Exercise ▸
Which lines hold the word "money"? Show each of them.

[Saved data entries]
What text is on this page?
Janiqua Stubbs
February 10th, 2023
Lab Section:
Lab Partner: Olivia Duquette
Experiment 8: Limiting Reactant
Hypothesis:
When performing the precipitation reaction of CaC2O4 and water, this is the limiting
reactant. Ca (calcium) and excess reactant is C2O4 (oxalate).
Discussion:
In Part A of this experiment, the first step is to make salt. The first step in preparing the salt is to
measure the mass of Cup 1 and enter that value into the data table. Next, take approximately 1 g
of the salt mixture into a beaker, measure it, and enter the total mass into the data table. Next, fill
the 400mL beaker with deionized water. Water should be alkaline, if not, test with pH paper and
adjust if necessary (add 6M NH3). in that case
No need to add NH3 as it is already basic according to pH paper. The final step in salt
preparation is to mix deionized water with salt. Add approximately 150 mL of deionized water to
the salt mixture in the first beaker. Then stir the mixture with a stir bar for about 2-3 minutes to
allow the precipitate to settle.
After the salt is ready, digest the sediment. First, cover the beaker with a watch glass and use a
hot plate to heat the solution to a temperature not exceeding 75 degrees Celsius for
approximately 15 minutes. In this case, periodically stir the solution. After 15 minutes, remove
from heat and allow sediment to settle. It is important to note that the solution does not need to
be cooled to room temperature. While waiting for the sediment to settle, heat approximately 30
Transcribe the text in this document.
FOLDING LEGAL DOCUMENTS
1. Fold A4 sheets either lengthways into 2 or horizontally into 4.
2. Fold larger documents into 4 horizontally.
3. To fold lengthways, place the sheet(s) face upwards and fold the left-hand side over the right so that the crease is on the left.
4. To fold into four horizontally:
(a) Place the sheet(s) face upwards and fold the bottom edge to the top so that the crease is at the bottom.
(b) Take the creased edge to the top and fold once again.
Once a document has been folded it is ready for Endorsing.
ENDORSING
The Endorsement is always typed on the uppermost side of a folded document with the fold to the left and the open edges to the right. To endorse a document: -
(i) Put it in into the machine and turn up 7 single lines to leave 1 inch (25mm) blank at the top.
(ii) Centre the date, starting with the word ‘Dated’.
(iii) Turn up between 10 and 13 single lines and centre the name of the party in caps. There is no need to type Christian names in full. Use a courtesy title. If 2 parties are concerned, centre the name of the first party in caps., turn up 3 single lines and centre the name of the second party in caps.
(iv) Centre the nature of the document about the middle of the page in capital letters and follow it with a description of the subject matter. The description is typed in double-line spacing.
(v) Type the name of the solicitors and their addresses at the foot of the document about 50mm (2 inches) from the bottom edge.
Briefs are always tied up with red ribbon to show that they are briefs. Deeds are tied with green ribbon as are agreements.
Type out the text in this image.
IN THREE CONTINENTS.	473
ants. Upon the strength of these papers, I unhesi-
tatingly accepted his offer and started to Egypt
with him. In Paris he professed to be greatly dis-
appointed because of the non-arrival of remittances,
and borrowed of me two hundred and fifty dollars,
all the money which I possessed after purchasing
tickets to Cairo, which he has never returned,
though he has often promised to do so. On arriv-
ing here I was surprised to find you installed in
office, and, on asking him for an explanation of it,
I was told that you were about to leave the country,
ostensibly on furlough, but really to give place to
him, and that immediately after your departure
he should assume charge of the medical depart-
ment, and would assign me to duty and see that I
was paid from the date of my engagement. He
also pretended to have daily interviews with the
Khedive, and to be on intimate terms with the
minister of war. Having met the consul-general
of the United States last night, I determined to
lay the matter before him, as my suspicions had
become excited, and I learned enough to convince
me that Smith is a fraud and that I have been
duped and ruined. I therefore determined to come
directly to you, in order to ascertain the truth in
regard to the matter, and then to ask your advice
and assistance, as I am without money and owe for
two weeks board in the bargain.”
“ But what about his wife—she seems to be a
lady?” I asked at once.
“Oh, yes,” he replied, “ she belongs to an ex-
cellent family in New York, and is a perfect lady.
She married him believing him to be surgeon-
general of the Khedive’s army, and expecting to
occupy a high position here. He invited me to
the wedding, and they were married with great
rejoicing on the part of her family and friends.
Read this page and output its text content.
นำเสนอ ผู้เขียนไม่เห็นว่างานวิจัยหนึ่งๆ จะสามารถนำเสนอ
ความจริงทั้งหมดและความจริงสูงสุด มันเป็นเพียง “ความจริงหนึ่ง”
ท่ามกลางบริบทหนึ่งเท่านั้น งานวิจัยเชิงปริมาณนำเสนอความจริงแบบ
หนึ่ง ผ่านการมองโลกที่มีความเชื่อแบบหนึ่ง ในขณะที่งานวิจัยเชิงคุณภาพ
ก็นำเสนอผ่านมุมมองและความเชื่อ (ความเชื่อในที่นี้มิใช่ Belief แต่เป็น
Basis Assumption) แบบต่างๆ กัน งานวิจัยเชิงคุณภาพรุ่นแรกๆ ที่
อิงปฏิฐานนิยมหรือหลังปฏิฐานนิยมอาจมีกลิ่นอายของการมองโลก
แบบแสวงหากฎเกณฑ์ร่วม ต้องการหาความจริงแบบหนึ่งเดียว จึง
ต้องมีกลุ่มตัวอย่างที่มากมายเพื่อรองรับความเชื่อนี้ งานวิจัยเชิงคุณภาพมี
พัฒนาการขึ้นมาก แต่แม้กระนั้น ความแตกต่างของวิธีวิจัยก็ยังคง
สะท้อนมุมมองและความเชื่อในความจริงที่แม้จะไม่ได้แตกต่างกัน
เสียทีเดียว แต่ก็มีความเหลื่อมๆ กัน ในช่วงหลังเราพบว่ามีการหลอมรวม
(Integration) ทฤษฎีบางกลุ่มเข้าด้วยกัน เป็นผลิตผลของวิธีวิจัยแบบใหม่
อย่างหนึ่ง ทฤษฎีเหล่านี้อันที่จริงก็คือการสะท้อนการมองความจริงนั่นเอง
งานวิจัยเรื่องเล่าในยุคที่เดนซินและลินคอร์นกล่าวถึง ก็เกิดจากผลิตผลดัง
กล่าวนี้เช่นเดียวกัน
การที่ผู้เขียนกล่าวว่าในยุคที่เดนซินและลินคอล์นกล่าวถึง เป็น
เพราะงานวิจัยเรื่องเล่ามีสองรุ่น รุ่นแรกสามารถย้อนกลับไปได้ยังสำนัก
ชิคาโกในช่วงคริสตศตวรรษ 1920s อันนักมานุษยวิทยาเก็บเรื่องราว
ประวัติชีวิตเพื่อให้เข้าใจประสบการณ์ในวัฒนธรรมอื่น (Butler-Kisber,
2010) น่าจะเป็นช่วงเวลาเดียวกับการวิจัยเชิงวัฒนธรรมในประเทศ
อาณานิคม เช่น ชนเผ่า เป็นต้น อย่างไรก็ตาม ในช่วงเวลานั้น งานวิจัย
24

Right answer ▸
all the money which I possessed after purchasing
and assistance, as I am without money and owe for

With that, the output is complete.